* Begin EXTRACTED DATA *

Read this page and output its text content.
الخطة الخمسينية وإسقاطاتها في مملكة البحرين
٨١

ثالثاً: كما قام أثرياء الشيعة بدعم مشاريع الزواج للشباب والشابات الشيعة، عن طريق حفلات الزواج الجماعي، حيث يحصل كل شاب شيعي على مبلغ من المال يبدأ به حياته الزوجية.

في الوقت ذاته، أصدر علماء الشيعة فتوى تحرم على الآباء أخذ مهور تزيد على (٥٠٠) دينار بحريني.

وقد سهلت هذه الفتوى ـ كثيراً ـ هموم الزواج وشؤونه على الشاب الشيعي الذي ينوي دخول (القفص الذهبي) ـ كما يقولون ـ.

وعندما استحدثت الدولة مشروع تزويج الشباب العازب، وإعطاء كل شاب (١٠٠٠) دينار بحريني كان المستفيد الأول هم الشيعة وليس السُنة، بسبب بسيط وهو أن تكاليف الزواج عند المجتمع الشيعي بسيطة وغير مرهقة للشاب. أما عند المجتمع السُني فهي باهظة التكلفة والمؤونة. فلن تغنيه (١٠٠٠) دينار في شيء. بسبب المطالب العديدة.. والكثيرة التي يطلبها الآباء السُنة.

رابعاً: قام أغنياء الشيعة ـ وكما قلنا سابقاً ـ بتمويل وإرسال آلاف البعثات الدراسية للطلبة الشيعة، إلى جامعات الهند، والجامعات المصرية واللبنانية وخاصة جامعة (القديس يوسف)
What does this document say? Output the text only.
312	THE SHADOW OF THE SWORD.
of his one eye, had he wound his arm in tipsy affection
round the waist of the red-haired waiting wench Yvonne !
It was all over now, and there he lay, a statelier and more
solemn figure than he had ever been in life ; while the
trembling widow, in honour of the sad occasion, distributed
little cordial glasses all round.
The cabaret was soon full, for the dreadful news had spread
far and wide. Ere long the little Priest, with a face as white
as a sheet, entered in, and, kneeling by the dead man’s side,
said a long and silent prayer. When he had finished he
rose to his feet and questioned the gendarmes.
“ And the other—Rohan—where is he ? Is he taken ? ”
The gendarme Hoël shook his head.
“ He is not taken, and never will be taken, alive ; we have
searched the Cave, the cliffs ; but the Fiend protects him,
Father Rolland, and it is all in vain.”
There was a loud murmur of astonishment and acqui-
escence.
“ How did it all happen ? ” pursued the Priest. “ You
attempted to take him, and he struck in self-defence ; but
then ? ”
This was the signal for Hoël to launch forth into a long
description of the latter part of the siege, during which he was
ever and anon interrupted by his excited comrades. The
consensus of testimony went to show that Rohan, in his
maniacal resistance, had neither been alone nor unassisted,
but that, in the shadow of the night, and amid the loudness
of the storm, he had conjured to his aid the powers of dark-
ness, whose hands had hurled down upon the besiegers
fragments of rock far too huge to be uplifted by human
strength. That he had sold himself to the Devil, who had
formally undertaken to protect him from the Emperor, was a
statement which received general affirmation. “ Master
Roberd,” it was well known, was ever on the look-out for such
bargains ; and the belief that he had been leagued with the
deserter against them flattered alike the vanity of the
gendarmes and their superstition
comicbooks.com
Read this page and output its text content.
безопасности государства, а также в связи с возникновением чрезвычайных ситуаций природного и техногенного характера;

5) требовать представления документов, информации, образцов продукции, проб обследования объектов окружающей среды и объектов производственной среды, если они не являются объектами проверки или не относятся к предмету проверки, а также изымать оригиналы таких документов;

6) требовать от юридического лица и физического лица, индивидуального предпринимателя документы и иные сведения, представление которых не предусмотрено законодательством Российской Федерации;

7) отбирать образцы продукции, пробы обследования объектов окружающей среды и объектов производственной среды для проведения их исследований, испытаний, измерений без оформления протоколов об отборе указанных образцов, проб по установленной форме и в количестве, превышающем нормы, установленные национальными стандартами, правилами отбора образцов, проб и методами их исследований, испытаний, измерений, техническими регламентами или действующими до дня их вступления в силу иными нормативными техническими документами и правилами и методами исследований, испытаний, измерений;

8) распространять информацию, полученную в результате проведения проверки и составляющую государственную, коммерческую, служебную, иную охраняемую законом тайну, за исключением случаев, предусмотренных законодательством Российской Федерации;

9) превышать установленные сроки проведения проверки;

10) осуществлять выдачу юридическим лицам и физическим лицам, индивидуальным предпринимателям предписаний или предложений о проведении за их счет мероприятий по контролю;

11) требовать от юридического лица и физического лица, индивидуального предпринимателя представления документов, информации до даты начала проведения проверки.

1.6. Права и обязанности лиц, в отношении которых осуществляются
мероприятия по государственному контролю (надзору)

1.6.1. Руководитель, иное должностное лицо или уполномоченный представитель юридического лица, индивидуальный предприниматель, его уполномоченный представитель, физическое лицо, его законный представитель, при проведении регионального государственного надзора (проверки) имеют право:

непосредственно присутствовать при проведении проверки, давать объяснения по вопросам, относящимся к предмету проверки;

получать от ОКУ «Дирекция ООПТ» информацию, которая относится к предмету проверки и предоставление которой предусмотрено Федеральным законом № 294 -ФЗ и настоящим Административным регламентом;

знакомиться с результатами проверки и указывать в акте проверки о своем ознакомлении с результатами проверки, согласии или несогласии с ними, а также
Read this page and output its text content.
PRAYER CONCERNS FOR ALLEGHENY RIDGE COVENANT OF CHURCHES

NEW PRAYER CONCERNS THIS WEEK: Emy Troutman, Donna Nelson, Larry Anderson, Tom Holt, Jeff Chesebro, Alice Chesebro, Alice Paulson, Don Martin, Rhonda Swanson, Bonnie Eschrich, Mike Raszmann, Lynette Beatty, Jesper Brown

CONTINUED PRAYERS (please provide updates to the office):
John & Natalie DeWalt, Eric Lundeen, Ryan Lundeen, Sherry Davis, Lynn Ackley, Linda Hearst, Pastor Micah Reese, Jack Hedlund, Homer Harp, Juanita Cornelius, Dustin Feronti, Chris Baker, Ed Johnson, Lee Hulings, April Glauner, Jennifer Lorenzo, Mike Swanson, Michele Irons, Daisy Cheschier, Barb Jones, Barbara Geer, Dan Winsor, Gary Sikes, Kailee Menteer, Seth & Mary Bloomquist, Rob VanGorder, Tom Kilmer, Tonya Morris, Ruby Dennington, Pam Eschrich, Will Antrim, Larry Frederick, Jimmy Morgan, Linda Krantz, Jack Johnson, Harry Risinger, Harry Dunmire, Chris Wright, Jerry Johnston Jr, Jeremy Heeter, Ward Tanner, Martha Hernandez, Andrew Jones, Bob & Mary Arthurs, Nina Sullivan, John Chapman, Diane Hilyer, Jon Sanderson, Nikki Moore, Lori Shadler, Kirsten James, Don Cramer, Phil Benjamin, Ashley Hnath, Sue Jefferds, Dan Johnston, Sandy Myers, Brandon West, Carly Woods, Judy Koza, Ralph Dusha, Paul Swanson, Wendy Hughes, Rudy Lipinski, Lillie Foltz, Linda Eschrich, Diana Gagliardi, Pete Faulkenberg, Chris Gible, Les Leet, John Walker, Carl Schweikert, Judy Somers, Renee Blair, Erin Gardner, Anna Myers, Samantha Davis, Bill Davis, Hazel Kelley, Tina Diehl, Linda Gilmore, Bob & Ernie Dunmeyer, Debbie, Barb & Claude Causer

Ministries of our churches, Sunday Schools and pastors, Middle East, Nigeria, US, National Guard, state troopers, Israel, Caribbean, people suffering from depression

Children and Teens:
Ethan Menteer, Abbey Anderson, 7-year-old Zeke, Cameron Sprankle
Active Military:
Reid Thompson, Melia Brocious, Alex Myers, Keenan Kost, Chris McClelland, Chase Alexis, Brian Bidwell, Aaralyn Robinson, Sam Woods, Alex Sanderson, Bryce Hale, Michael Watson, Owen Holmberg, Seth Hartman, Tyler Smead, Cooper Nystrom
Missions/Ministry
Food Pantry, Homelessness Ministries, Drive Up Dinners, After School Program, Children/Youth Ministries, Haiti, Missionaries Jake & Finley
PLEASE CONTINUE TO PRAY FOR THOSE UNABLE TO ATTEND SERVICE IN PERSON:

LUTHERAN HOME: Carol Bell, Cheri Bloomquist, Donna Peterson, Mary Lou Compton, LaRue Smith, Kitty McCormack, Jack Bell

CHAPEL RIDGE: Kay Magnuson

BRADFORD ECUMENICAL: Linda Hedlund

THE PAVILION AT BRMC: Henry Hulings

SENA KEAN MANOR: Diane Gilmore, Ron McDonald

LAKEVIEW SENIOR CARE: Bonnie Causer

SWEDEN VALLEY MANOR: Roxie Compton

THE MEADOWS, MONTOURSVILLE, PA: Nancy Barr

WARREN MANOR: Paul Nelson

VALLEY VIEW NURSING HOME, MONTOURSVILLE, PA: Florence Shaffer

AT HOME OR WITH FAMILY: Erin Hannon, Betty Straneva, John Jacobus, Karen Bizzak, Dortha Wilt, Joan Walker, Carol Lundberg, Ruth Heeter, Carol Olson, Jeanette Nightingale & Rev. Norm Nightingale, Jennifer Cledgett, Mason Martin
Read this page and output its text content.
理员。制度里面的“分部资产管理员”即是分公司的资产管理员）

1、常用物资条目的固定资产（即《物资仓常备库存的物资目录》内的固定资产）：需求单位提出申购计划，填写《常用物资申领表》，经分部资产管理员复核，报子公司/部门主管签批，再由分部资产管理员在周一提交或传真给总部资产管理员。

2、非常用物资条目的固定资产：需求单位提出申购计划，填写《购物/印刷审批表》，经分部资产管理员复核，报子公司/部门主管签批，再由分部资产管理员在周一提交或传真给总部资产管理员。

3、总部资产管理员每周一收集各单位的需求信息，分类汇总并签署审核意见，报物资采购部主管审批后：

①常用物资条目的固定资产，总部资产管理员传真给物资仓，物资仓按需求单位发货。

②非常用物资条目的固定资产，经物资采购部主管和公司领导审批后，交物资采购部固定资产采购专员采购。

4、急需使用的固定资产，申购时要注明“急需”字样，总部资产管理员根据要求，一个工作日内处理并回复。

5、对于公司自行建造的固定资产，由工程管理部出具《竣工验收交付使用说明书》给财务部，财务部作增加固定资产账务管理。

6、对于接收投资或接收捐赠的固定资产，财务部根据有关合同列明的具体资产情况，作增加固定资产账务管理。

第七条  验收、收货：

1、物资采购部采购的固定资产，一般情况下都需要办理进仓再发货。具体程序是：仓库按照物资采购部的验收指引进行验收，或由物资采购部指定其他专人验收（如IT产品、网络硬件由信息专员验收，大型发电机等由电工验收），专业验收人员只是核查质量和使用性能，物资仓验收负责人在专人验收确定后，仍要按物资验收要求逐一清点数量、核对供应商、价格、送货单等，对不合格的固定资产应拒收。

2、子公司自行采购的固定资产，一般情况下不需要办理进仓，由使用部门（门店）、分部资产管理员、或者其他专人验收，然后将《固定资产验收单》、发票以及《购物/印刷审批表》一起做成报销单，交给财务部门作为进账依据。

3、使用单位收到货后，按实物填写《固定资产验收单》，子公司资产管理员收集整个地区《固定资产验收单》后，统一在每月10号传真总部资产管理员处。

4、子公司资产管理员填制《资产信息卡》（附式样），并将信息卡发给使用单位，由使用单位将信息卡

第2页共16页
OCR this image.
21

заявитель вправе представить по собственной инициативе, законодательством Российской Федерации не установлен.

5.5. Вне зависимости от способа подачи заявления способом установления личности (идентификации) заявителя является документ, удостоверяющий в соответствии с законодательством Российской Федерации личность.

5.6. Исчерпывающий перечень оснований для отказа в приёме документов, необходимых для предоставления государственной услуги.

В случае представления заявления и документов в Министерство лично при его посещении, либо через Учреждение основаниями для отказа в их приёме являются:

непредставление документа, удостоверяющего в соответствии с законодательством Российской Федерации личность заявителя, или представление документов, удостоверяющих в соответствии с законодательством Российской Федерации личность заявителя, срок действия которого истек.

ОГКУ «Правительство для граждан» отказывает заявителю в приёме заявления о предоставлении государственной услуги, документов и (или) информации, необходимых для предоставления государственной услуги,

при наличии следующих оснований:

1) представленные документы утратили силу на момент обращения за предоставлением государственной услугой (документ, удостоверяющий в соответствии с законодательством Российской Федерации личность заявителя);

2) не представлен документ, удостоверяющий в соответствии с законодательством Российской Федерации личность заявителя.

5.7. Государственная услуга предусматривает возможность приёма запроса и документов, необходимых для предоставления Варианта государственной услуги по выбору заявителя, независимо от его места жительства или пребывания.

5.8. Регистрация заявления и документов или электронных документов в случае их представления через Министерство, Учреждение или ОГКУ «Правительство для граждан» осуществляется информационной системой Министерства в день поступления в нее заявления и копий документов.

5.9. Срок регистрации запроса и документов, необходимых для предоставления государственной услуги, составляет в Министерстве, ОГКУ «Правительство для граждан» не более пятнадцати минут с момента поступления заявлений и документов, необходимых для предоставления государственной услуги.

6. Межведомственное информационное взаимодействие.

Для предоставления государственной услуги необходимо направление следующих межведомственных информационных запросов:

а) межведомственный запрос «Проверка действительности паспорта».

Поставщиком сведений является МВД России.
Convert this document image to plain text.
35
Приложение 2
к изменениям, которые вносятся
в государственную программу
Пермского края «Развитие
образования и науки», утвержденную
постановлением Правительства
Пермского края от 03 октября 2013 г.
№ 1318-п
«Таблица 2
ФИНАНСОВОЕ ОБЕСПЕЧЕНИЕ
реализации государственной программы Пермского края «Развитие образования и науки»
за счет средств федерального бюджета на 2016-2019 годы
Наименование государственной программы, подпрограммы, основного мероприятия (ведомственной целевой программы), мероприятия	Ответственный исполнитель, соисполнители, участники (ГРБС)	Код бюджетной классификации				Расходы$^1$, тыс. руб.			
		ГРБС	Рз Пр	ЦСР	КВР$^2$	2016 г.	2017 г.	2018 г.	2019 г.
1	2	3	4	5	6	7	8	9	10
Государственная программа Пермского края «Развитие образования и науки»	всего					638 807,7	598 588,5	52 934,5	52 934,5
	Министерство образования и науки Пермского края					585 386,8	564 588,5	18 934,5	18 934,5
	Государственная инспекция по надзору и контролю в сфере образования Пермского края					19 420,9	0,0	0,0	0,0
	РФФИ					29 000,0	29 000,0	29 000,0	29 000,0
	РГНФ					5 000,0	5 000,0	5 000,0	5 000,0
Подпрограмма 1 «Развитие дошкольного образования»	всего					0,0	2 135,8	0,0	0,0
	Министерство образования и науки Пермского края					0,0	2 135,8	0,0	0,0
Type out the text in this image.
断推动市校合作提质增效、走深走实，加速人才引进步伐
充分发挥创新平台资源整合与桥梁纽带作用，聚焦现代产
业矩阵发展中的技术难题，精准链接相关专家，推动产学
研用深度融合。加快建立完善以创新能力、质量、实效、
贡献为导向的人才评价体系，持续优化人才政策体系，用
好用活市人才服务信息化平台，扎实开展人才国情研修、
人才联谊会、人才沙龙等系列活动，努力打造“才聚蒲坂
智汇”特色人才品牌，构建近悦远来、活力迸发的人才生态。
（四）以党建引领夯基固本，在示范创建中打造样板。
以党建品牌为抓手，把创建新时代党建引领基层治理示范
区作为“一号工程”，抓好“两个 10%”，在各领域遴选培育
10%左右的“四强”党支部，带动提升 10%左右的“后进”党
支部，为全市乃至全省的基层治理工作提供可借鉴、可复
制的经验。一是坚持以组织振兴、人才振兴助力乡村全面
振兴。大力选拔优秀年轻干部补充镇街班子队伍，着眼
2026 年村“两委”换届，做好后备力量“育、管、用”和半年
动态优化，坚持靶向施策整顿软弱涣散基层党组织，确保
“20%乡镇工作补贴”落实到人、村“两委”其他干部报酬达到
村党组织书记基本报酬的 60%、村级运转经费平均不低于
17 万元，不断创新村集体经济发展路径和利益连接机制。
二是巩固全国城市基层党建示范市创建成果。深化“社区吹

* End EXTRACTED DATA *

> _THE REQUEST_
Within the material above, find the lines that contain the word "Rohan"; copy them.

> _WRITTEN SOLUTION_
“ And the other—Rohan—where is he ? Is he taken ? ”
consensus of testimony went to show that Rohan, in his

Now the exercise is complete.